## BRIEF
The data must be returned in full and exactly as given.
** start **
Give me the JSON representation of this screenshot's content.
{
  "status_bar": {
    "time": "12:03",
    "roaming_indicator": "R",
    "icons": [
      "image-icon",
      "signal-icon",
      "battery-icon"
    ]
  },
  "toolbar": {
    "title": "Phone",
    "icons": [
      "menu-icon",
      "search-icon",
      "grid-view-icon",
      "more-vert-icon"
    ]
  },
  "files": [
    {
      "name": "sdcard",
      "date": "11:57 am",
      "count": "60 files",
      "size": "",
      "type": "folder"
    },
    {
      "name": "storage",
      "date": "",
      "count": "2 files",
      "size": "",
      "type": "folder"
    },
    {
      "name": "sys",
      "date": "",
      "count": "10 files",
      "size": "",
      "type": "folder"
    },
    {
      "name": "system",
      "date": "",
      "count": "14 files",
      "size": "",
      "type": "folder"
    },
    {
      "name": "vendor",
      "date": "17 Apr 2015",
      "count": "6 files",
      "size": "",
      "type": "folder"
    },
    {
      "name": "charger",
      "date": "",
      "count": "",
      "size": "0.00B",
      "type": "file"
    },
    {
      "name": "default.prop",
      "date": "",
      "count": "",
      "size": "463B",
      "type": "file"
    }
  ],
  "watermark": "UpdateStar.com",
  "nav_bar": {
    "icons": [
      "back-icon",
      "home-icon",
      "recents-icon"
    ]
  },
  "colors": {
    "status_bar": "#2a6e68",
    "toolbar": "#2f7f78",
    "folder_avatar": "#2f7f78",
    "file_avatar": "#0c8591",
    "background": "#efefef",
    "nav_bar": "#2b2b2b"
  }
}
** end **
## WRITTEN RESPONSE
Give me the JSON representation of this screenshot's content.
{
  "status_bar": {
    "time": "12:03",
    "roaming_indicator": "R",
    "icons": [
      "image-icon",
      "signal-icon",
      "battery-icon"
    ]
  },
  "toolbar": {
    "title": "Phone",
    "icons": [
      "menu-icon",
      "search-icon",
      "grid-view-icon",
      "more-vert-icon"
    ]
  },
  "files": [
    {
      "name": "sdcard",
      "date": "11:57 am",
      "count": "60 files",
      "size": "",
      "type": "folder"
    },
    {
      "name": "storage",
      "date": "",
      "count": "2 files",
      "size": "",
      "type": "folder"
    },
    {
      "name": "sys",
      "date": "",
      "count": "10 files",
      "size": "",
      "type": "folder"
    },
    {
      "name": "system",
      "date": "",
      "count": "14 files",
      "size": "",
      "type": "folder"
    },
    {
      "name": "vendor",
      "date": "17 Apr 2015",
      "count": "6 files",
      "size": "",
      "type": "folder"
    },
    {
      "name": "charger",
      "date": "",
      "count": "",
      "size": "0.00B",
      "type": "file"
    },
    {
      "name": "default.prop",
      "date": "",
      "count": "",
      "size": "463B",
      "type": "file"
    }
  ],
  "watermark": "UpdateStar.com",
  "nav_bar": {
    "icons": [
      "back-icon",
      "home-icon",
      "recents-icon"
    ]
  },
  "colors": {
    "status_bar": "#2a6e68",
    "toolbar": "#2f7f78",
    "folder_avatar": "#2f7f78",
    "file_avatar": "#0c8591",
    "background": "#efefef",
    "nav_bar": "#2b2b2b"
  }
}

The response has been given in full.